:: Items

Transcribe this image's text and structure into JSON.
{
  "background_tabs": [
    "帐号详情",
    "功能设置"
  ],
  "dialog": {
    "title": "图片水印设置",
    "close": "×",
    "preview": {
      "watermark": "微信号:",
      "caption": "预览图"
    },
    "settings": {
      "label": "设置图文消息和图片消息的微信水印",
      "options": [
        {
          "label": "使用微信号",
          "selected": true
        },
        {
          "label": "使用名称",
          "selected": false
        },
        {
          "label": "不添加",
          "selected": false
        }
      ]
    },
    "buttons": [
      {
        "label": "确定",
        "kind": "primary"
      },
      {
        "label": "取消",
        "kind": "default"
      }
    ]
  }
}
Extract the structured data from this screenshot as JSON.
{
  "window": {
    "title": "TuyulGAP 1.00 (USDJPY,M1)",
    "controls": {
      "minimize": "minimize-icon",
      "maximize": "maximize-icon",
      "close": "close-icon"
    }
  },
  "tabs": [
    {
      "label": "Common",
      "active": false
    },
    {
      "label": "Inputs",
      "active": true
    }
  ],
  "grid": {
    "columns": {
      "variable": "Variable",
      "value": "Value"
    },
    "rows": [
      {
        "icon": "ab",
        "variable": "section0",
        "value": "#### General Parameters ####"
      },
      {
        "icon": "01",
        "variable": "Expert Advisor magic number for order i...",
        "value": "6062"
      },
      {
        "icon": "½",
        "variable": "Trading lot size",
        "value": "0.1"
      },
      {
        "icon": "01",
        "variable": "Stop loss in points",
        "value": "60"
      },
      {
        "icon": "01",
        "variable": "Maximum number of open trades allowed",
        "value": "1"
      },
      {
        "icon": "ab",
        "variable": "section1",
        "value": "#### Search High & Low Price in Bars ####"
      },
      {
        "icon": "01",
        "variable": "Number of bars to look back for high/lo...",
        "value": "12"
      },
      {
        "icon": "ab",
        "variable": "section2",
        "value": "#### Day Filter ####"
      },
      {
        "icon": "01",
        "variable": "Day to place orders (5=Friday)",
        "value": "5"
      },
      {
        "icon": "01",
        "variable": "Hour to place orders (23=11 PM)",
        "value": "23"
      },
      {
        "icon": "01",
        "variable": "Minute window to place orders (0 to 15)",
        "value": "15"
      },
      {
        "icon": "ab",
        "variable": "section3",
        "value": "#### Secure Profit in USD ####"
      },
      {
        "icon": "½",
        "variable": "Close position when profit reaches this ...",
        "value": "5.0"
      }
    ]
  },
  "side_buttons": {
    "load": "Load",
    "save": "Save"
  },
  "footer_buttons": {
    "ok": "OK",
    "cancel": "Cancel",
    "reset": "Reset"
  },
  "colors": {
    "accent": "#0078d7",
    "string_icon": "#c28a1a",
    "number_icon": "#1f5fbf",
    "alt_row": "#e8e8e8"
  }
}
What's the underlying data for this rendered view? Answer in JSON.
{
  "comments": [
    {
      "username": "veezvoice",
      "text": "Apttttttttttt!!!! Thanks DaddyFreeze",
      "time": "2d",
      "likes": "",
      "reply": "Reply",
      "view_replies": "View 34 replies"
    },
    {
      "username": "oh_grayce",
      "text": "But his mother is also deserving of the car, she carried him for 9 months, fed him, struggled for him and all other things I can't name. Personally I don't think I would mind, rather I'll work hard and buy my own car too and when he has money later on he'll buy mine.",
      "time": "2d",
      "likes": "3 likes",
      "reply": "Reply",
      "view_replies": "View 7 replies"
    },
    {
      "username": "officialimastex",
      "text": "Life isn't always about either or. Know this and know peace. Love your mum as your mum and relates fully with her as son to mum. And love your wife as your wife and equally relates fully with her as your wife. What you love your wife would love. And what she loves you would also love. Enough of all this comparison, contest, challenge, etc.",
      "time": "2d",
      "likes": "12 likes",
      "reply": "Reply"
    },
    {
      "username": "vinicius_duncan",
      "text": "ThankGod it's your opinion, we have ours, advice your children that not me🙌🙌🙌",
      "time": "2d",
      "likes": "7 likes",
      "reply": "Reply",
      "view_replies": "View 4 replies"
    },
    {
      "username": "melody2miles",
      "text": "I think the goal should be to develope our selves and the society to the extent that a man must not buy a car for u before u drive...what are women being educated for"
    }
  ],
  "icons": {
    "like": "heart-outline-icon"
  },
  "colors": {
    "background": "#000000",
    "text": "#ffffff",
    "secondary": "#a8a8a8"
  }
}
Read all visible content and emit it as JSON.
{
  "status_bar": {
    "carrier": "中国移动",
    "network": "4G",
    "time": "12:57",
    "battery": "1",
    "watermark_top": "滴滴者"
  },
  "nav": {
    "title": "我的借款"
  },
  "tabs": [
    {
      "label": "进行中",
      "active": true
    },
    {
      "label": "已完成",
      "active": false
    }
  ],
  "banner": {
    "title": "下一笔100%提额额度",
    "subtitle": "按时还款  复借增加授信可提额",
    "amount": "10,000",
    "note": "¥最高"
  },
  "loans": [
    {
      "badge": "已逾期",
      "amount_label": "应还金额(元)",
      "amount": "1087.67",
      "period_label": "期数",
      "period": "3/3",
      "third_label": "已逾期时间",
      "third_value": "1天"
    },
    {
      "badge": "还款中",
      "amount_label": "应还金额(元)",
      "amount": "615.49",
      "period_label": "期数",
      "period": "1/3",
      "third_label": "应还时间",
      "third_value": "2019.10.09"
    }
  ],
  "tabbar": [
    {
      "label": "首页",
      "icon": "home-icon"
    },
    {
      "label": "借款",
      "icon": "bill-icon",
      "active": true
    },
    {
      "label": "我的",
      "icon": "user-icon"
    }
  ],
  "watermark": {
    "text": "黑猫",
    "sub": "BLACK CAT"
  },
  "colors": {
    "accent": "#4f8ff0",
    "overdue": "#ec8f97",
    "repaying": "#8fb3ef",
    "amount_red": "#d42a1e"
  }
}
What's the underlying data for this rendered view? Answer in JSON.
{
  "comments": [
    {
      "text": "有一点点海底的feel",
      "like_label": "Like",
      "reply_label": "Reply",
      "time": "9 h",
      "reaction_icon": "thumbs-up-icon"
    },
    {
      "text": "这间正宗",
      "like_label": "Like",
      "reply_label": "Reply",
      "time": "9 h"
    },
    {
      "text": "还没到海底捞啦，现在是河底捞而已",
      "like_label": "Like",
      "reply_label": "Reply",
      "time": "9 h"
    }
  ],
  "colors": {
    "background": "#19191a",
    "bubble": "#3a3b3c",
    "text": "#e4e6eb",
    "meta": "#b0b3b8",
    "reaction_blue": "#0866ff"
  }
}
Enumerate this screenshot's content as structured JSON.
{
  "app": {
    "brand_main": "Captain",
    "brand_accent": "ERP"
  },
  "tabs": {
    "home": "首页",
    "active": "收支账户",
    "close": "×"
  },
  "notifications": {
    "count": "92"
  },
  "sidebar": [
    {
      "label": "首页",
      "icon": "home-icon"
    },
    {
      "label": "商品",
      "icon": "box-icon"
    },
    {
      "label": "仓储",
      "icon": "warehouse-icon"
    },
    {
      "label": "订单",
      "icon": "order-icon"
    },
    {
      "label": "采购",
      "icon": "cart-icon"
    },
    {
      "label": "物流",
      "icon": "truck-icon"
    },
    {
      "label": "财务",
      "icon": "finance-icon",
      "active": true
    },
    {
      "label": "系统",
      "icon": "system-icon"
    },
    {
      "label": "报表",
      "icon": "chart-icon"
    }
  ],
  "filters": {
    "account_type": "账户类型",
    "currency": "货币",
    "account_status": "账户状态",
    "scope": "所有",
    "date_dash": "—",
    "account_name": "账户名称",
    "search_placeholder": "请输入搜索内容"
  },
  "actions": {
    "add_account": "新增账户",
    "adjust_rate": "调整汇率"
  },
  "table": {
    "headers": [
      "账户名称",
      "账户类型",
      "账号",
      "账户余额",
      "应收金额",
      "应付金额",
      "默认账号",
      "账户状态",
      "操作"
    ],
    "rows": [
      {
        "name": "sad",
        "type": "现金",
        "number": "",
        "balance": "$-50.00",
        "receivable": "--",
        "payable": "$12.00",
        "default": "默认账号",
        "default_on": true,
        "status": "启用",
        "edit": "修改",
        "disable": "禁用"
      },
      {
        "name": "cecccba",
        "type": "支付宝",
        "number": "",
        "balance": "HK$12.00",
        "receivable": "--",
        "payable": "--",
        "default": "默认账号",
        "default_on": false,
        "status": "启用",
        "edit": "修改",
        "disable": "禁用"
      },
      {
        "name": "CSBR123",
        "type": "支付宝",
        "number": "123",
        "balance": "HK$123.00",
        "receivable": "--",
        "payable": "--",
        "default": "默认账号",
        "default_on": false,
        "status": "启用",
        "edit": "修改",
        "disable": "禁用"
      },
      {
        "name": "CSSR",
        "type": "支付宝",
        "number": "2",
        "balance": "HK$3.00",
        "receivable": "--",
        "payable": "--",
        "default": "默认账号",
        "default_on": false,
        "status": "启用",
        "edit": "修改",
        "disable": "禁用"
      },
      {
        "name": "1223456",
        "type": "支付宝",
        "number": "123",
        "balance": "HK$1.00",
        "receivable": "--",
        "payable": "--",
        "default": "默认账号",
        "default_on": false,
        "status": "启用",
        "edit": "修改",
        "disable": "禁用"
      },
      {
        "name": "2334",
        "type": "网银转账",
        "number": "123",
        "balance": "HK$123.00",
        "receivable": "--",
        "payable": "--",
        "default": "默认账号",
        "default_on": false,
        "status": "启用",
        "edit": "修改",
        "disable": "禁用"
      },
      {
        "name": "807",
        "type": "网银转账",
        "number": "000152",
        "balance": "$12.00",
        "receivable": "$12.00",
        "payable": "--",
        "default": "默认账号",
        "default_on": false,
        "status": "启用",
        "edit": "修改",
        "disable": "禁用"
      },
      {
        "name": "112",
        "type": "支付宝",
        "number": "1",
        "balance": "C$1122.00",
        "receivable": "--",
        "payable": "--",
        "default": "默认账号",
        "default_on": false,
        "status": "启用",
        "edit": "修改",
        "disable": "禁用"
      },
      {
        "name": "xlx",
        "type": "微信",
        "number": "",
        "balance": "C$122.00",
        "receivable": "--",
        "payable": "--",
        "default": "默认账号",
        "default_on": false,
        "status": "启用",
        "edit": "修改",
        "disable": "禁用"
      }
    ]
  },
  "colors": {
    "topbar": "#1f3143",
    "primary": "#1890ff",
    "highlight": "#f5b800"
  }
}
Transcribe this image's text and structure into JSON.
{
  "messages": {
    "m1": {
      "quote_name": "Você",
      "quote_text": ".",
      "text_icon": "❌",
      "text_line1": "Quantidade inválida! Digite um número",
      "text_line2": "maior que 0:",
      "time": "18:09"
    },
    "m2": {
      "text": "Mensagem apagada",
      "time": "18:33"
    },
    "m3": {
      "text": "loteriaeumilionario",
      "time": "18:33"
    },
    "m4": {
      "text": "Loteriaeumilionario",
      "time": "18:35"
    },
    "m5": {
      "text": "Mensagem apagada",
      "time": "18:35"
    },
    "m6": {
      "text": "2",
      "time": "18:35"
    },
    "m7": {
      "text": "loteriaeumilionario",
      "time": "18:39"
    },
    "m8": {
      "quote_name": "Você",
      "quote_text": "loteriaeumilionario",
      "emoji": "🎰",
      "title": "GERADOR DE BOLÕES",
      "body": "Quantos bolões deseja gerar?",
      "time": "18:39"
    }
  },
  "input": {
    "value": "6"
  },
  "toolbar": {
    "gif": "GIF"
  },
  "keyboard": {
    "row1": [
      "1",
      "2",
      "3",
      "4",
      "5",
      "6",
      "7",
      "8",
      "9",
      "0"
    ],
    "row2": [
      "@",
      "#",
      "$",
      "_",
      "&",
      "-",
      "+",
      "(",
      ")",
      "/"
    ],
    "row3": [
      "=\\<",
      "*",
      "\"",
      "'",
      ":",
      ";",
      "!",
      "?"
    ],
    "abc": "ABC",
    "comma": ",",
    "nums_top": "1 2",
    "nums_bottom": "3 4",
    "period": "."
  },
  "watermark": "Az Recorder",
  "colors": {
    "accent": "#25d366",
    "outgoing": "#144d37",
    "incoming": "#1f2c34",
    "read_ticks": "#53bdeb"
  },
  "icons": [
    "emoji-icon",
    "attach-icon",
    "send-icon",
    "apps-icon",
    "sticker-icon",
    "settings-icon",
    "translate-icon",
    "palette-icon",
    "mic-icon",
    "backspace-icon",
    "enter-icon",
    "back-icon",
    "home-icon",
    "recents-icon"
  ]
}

::::

Filter the records above for lines containing the word "this", and copy those lines.

Transcribe this image's text and structure into JSON.
Extract the structured data from this screenshot as JSON.
        "variable": "Close position when profit reaches this ...",
What's the underlying data for this rendered view? Answer in JSON.
      "text": "Life isn't always about either or. Know this and know peace. Love your mum as your mum and relates fully with her as son to mum. And love your wife as your wife and equally relates fully with her as your wife. What you love your wife would love. And what she loves you would also love. Enough of all this comparison, contest, challenge, etc.",
What's the underlying data for this rendered view? Answer in JSON.
Enumerate this screenshot's content as structured JSON.
Transcribe this image's text and structure into JSON.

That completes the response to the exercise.